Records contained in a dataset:
+===+
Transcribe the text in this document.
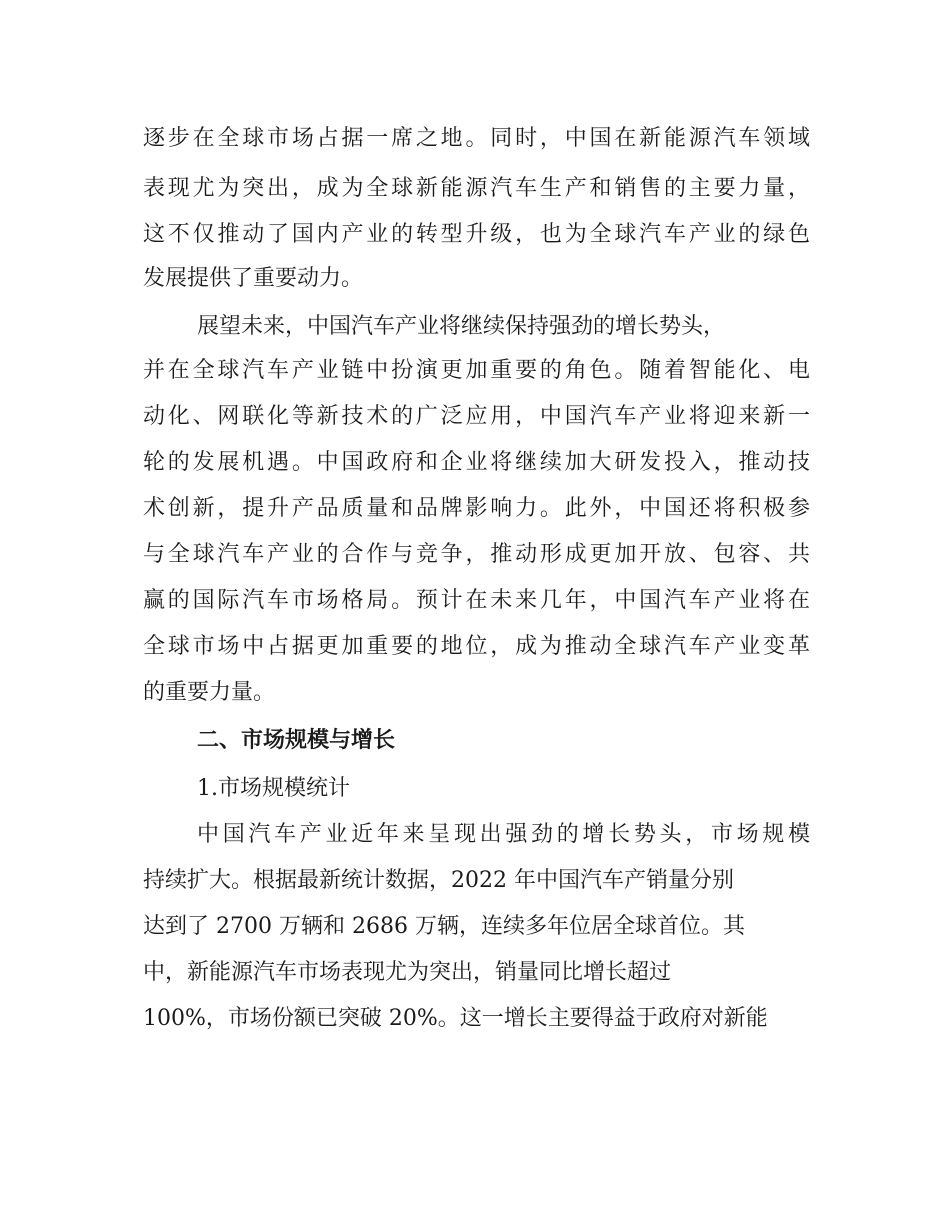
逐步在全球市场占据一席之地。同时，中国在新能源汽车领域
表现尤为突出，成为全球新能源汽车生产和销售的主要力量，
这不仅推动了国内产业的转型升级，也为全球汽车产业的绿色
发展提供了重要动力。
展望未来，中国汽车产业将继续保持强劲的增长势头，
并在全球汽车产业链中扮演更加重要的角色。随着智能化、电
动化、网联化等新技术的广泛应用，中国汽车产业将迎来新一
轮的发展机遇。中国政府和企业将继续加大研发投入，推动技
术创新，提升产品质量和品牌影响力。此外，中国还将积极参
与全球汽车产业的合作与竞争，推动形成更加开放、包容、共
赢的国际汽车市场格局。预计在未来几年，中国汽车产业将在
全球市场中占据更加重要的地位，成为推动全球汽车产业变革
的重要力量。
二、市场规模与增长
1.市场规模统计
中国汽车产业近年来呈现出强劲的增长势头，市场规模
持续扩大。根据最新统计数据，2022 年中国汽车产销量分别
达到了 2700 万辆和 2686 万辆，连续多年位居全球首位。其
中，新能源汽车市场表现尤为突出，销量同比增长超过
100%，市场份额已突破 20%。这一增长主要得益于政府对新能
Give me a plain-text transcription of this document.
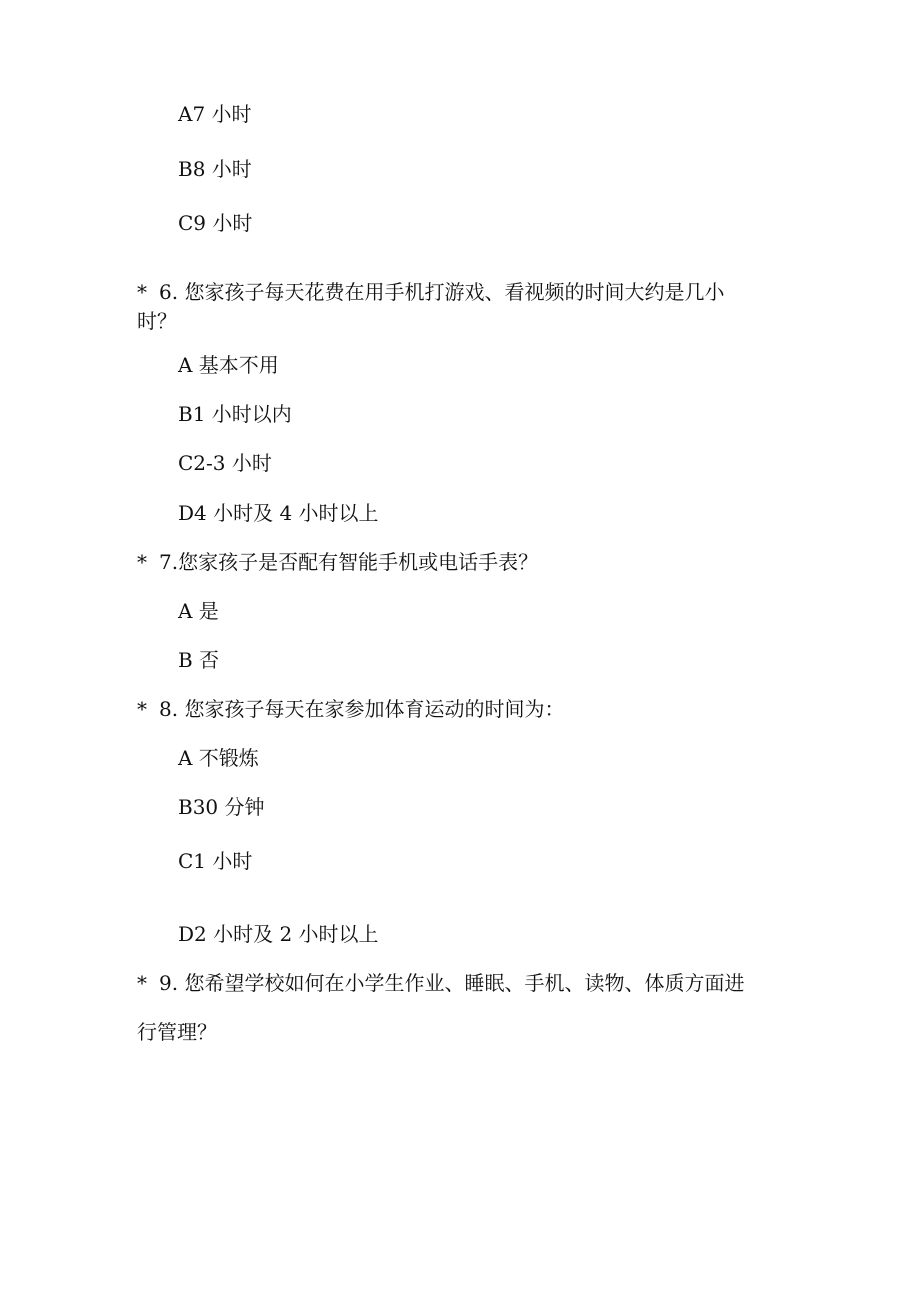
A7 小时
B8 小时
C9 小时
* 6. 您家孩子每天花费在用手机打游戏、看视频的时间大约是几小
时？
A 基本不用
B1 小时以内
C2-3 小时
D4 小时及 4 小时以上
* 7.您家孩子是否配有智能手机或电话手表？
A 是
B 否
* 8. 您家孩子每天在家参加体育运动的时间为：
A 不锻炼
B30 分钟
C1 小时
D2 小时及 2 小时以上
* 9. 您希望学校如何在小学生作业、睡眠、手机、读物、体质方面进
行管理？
+===+
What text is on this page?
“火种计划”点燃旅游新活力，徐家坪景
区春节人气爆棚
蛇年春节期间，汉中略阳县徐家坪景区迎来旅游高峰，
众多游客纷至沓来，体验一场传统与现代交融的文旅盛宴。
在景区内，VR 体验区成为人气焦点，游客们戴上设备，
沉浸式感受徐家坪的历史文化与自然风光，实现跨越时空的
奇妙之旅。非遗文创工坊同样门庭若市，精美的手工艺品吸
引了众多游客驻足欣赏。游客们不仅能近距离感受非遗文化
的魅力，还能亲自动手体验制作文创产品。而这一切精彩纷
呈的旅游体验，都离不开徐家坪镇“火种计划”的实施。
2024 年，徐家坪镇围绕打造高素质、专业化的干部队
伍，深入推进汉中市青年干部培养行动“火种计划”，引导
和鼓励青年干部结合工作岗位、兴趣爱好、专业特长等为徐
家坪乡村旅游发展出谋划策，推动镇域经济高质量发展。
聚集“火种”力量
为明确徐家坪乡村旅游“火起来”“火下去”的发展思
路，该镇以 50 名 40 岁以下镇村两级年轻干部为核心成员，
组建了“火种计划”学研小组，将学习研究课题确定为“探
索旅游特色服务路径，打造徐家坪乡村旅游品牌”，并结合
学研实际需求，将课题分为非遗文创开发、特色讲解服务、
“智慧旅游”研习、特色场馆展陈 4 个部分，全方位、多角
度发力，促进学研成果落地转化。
+===+
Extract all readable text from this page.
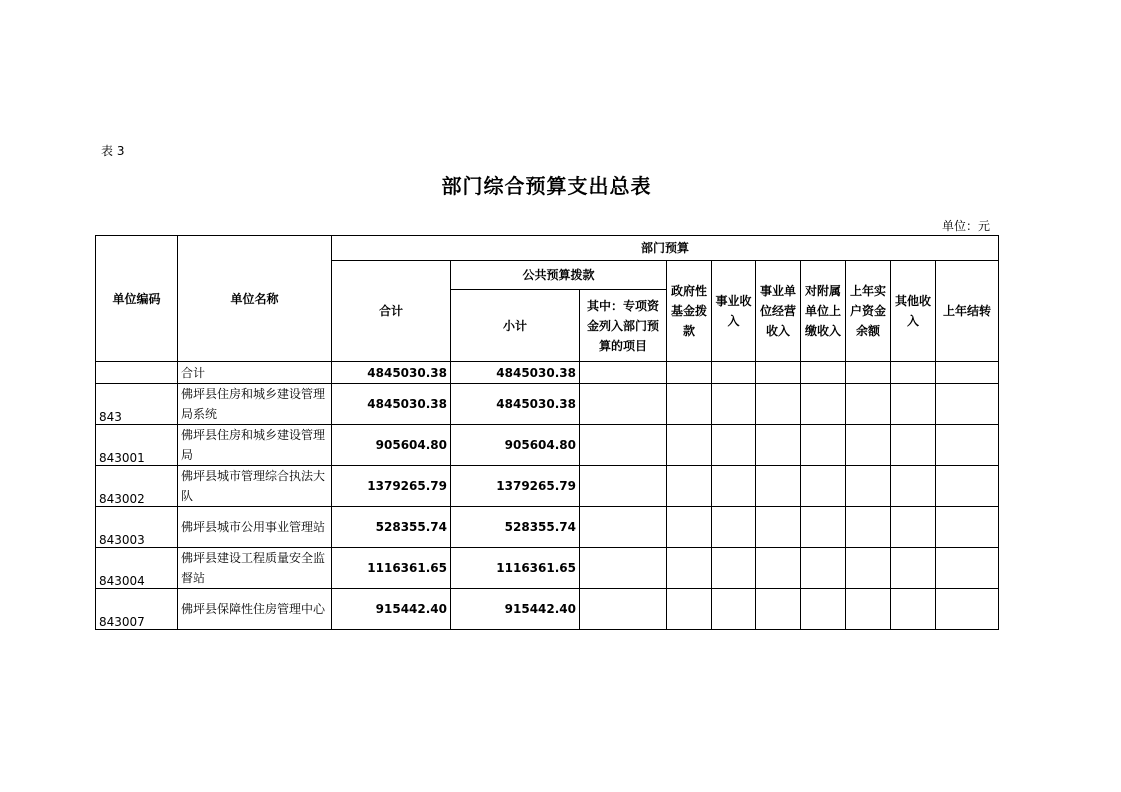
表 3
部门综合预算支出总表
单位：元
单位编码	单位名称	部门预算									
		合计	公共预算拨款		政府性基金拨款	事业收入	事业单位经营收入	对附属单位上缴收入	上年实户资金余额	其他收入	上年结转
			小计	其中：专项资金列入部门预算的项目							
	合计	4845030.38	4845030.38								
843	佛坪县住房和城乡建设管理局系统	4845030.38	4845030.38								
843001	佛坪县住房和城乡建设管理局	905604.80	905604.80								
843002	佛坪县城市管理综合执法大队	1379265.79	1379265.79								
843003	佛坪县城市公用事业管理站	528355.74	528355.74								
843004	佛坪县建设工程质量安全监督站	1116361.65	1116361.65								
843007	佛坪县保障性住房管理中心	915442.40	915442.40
+===+
> THE TASK
Which lines in the records above contain the string "火种计划"? Copy each one.

> EXPECTED ANSWER
“火种计划”点燃旅游新活力，徐家坪景
呈的旅游体验，都离不开徐家坪镇“火种计划”的实施。
伍，深入推进汉中市青年干部培养行动“火种计划”，引导
组建了“火种计划”学研小组，将学习研究课题确定为“探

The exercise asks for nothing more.